**Data for the task**
+++

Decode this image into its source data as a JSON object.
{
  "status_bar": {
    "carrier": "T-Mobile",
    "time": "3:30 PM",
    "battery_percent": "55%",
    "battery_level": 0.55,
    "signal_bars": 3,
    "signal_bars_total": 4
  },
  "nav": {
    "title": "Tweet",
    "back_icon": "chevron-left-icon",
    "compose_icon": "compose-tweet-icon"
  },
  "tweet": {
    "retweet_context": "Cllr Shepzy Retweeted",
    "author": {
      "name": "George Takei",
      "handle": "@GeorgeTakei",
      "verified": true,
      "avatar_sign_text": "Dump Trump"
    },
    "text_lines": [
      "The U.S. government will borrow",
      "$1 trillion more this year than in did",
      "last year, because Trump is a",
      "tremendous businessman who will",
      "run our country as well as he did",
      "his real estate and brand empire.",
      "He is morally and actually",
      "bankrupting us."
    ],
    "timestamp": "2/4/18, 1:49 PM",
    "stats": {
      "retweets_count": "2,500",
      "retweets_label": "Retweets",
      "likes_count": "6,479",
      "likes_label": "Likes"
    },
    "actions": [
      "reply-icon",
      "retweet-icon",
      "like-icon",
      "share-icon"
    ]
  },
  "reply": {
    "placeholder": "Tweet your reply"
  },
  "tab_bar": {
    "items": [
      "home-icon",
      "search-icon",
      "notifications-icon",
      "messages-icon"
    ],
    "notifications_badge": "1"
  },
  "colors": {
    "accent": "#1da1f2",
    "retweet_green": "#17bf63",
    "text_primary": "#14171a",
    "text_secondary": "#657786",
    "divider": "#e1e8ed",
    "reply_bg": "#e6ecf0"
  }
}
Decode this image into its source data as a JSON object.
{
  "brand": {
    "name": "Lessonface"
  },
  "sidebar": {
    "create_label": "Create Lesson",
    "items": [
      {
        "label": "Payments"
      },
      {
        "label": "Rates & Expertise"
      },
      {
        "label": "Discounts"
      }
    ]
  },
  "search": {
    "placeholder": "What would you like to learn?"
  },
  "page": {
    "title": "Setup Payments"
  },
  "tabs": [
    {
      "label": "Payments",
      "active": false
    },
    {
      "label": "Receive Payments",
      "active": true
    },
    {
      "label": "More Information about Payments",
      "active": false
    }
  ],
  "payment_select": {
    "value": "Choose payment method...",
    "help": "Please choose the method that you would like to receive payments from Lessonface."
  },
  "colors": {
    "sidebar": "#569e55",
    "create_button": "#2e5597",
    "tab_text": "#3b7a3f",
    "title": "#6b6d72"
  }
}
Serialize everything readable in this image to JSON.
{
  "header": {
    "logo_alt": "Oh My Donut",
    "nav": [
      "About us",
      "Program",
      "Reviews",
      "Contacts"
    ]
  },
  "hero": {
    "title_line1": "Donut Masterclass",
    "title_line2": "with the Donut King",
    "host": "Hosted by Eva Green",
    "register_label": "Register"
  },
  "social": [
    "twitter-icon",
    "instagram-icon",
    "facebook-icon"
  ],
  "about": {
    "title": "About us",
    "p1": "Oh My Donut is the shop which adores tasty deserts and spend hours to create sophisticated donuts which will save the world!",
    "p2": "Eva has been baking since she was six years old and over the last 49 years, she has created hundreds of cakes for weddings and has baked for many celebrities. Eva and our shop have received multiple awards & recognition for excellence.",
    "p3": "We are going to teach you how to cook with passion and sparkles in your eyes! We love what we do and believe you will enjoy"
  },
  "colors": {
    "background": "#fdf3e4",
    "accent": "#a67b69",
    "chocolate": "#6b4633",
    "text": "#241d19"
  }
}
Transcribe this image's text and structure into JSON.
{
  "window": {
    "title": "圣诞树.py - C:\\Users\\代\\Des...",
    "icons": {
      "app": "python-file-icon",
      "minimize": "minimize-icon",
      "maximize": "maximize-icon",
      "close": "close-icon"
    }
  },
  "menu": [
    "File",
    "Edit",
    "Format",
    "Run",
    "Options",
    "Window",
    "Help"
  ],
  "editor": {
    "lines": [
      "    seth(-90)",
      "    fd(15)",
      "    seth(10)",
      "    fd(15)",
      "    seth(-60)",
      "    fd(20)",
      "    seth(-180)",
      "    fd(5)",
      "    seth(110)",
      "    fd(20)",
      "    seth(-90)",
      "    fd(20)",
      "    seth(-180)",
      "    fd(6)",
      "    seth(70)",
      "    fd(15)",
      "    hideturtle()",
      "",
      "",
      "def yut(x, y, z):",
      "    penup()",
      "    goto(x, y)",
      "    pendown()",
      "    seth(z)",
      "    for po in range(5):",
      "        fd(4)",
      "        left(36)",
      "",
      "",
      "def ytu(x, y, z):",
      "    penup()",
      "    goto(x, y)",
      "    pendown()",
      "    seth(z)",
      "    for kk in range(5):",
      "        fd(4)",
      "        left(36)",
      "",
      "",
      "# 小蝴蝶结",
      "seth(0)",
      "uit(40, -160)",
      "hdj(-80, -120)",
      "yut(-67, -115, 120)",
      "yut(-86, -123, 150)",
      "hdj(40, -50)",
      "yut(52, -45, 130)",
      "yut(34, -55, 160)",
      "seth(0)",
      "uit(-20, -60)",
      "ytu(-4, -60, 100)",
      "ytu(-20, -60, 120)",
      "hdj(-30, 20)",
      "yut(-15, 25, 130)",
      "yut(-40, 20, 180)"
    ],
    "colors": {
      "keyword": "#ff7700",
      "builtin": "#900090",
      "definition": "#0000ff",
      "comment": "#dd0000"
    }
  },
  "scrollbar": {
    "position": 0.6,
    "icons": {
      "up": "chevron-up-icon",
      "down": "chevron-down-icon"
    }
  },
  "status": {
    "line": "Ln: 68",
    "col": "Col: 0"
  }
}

+++

Return solely the number of lines in the data that include the word "placeholder".

**Answer to this task**
2